Start

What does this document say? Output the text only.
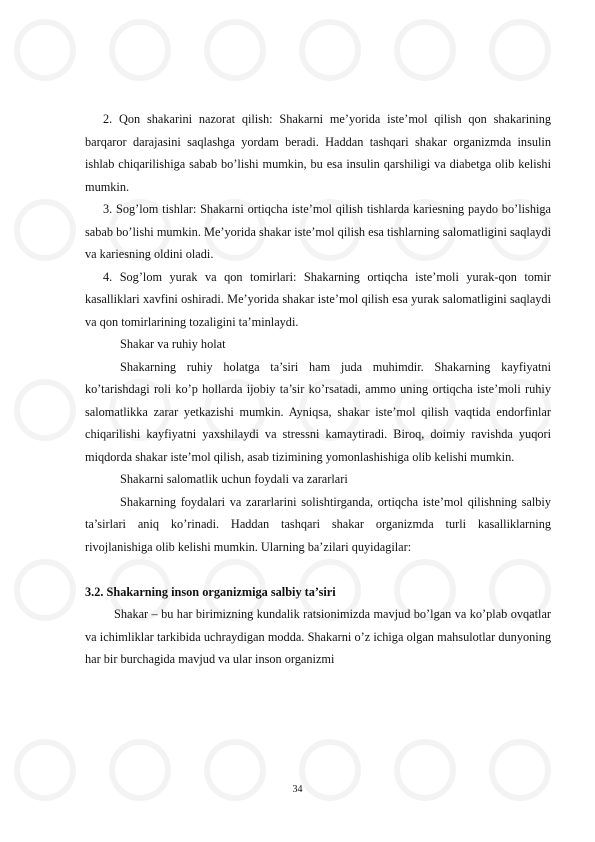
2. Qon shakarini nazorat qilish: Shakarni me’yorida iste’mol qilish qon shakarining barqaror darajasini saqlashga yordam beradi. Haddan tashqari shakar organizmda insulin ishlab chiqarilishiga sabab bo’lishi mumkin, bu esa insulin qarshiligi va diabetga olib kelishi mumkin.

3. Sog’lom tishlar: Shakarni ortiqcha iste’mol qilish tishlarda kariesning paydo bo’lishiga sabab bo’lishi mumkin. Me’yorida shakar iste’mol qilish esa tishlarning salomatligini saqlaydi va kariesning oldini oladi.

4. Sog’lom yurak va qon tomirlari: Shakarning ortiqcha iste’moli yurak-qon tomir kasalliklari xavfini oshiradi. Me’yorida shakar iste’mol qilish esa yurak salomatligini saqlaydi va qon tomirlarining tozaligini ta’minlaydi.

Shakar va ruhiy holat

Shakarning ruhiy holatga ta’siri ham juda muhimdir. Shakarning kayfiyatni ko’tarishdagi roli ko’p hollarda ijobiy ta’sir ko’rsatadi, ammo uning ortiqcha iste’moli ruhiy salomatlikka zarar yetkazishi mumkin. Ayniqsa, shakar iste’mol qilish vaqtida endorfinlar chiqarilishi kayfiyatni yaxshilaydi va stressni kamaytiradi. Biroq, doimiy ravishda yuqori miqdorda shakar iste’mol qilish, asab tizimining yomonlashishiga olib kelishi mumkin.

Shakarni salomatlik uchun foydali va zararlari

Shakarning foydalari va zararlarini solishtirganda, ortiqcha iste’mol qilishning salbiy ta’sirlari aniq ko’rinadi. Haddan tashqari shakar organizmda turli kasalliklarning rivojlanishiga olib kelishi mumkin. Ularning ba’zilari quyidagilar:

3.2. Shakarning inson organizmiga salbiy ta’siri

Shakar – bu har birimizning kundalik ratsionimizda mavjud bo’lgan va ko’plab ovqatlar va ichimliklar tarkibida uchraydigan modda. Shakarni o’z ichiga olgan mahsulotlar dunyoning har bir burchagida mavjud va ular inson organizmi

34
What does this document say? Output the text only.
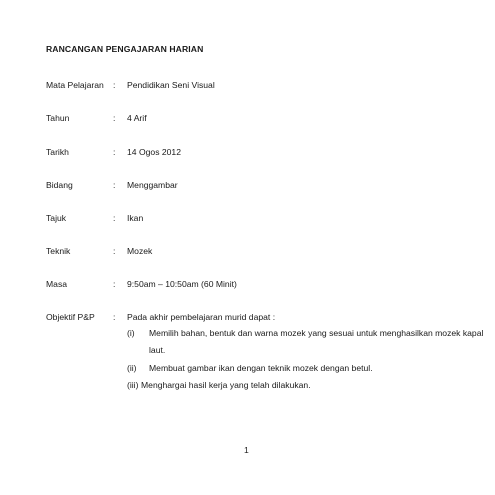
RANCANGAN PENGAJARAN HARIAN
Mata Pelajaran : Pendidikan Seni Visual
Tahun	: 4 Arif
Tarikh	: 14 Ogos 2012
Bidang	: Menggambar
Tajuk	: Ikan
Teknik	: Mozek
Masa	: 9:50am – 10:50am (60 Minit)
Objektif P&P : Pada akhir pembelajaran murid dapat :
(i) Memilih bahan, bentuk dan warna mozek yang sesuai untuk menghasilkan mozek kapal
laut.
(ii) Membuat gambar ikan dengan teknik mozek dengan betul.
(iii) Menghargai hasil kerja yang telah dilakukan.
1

End

* Work to do: Go through the records above, find every line with the word "Shakarning", and list those lines.

* Output for this task:
4. Sog’lom yurak va qon tomirlari: Shakarning ortiqcha iste’moli yurak-qon tomir kasalliklari xavfini oshiradi. Me’yorida shakar iste’mol qilish esa yurak salomatligini saqlaydi va qon tomirlarining tozaligini ta’minlaydi.
Shakarning ruhiy holatga ta’siri ham juda muhimdir. Shakarning kayfiyatni ko’tarishdagi roli ko’p hollarda ijobiy ta’sir ko’rsatadi, ammo uning ortiqcha iste’moli ruhiy salomatlikka zarar yetkazishi mumkin. Ayniqsa, shakar iste’mol qilish vaqtida endorfinlar chiqarilishi kayfiyatni yaxshilaydi va stressni kamaytiradi. Biroq, doimiy ravishda yuqori miqdorda shakar iste’mol qilish, asab tizimining yomonlashishiga olib kelishi mumkin.
Shakarning foydalari va zararlarini solishtirganda, ortiqcha iste’mol qilishning salbiy ta’sirlari aniq ko’rinadi. Haddan tashqari shakar organizmda turli kasalliklarning rivojlanishiga olib kelishi mumkin. Ularning ba’zilari quyidagilar:
3.2. Shakarning inson organizmiga salbiy ta’siri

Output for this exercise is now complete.